# TEXTE
....

Comment amener la jeunesse Ă  la pratique saine du renoncement et de la mortification

F. Elie Victor

17/May/2010

xx.

Il nous reste maintenant à aborder le problème tel qu'il va se poser pendant l'adolescence: période de transition plus ou moins brusque et violente qui, d'un enfant, va faire un homme, suite à une série de transformations d'ordre anatomique, physiologique et psychologique assez étroitement interdépendantes.

Mais avant de nous aventurer sur ce nouveau terrain, faisons en quelque sorte le point, jetant un bref regard rétrospectif sur la période précédente pour en reprendre les idées essentielles et en dégager quelques dernières implications pédagogiques.

1. A partir de 6 à 7 ans, l'enfant explore avidement son milieu en tous sens et s'essaie progressivement à émettre à son sujet des jugements de valeur: jugements encore forcément teintés de subjectivité et d'égocentrisme. Le contact continuel direct ou indirect — grâce aux lectures — avec des adultes, formés et éminents, comme devraient l'être tous les éducateurs, fera mûrir son esprit : il éprouvera un souci croissant de donner à ses jugements un caractère toujours plus objectif en les dégageant de la gangue de ces multiples facteurs qui empêchent ou troublent l'appréhension saine des choses et des situations: préjugés et opinions toutes faites provenant du milieu familial ou social, irréflexion et précipitation, paresse d'esprit, petites passions naissantes, etc. …

Cette formation commencée dès l'âge de raison devrait normalement se poursuivre après 12 ans pour se parfaire au sortir de l'adolescence.

....

# DONNÉES
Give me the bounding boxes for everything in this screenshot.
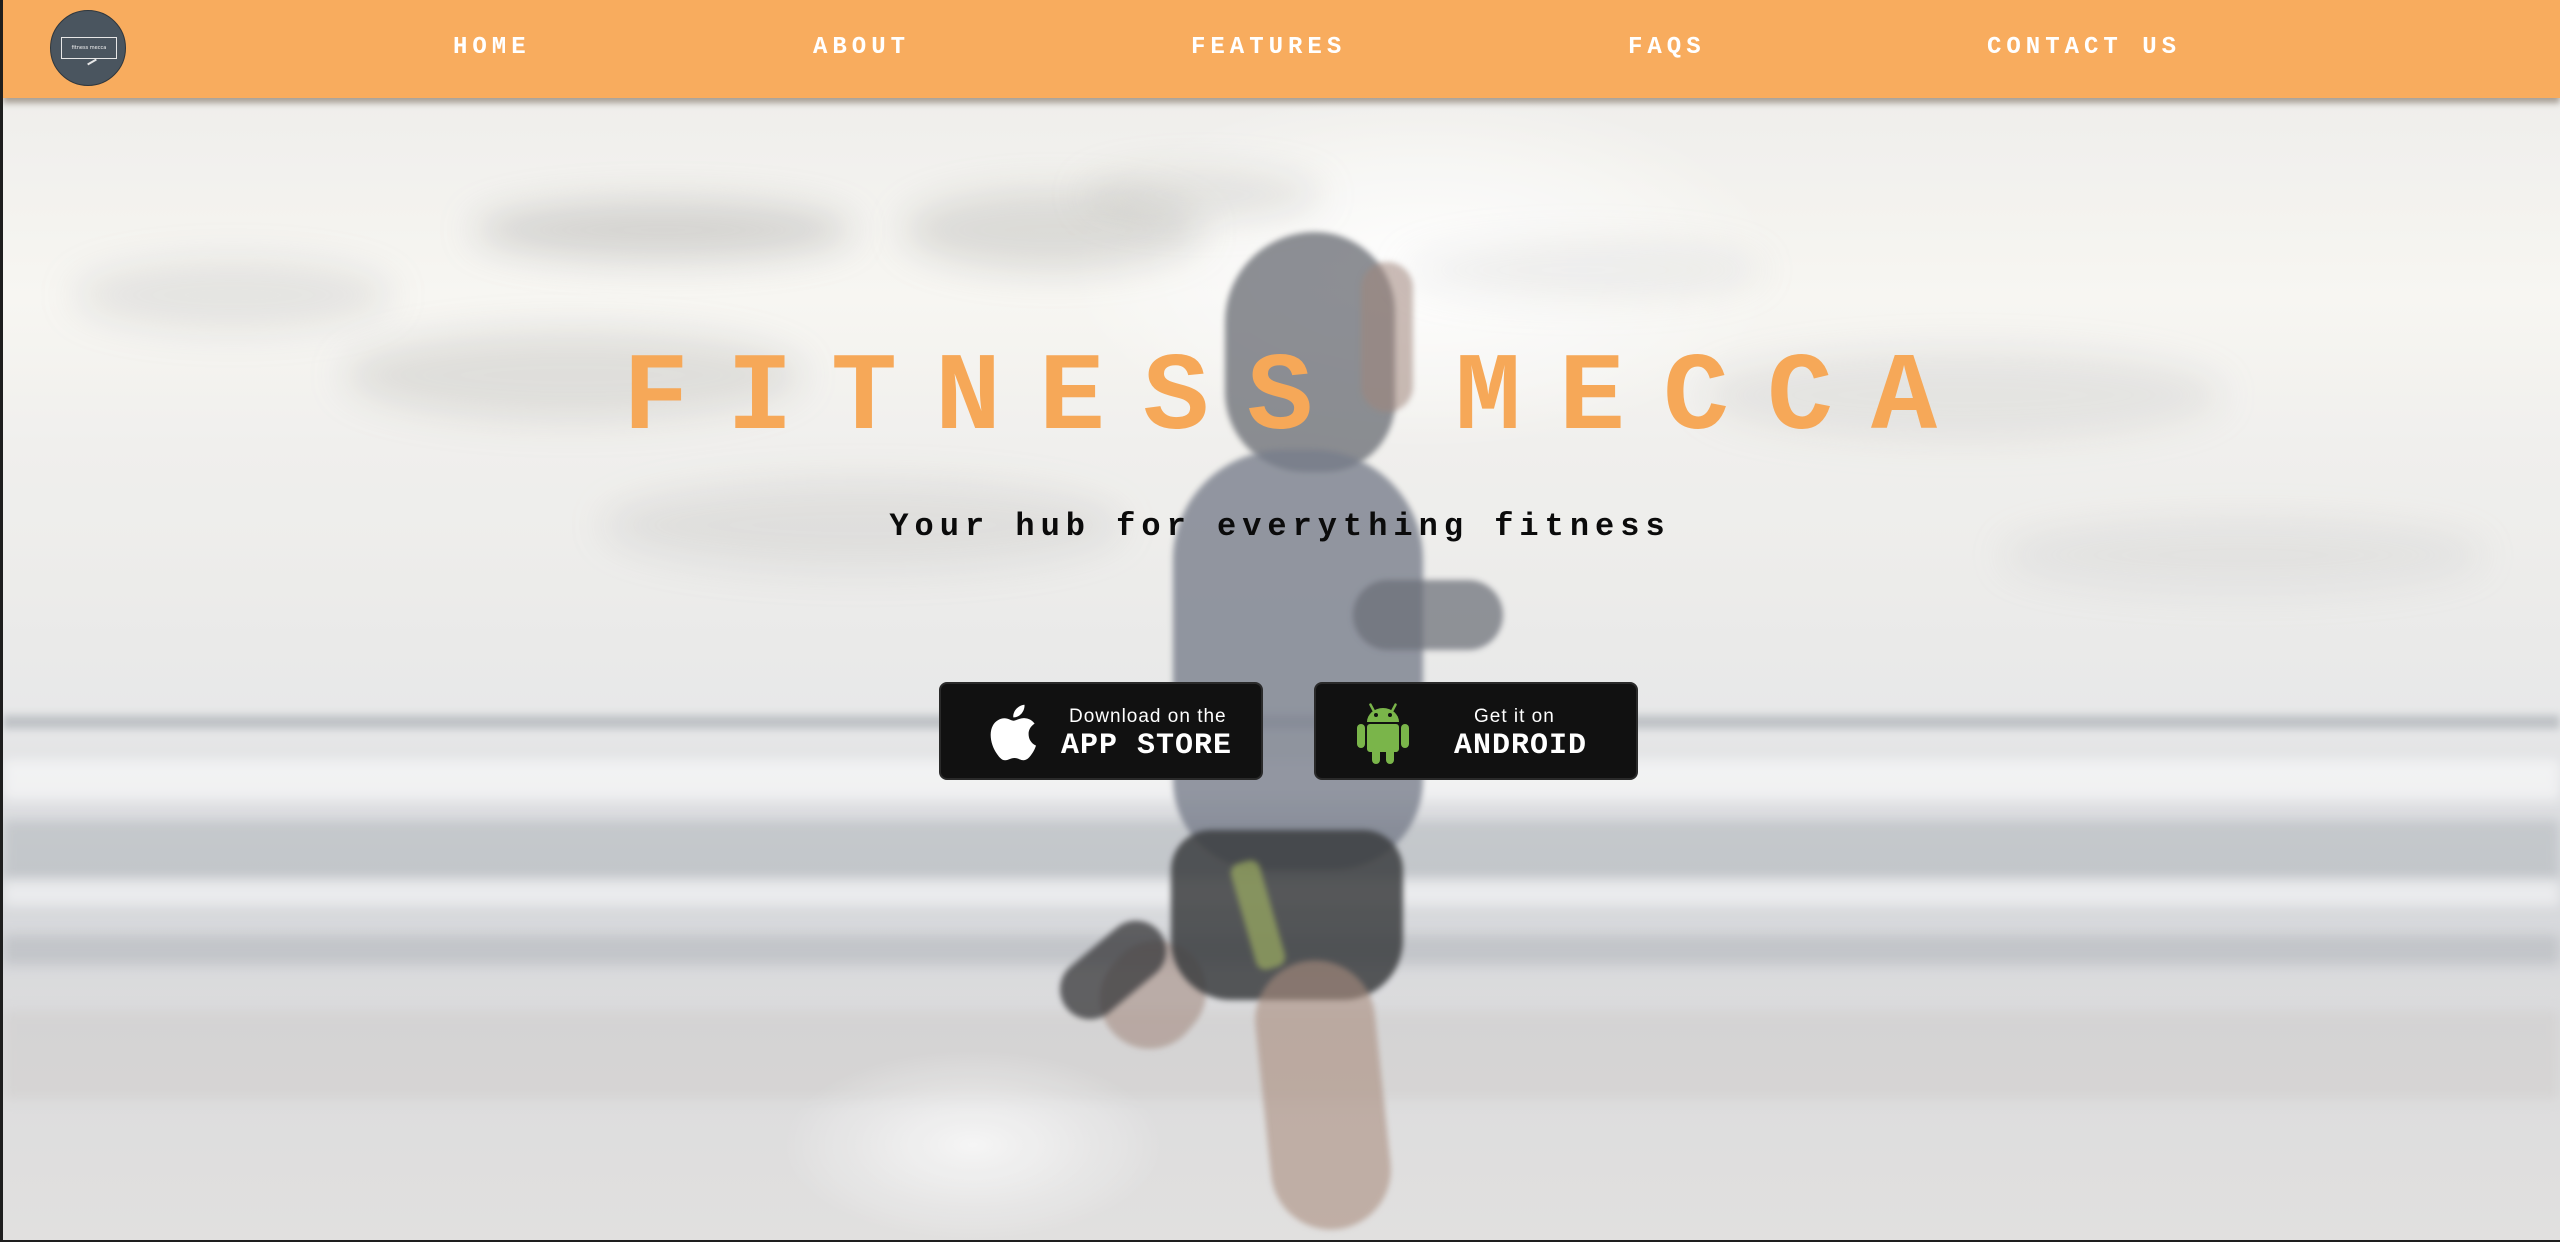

....

# CONSIGNES
A) D'après le texte, qu'est-ce qui fera mûrir l'esprit de l'enfant à partir de 6 à 7 ans, au point qu'il cherche à rendre ses jugements plus objectifs ? Répondez en une à trois phrases.
B) Recopiez fidèlement le passage du texte qui commence aux mots « F. Elie Victor » et s'arrête après « assez étroitement interdépendantes. ».
Le matériel n'intervient pas dans ce travail.

# CORRIGÉ DES EXERCICES
A) C'est le contact continuel avec des adultes formés et éminents, comme devraient l'être tous les éducateurs. Ce contact peut être direct ou indirect, grâce aux lectures.

B)
F. Elie Victor

17/May/2010

xx.

Il nous reste maintenant à aborder le problème tel qu'il va se poser pendant l'adolescence: période de transition plus ou moins brusque et violente qui, d'un enfant, va faire un homme, suite à une série de transformations d'ordre anatomique, physiologique et psychologique assez étroitement interdépendantes.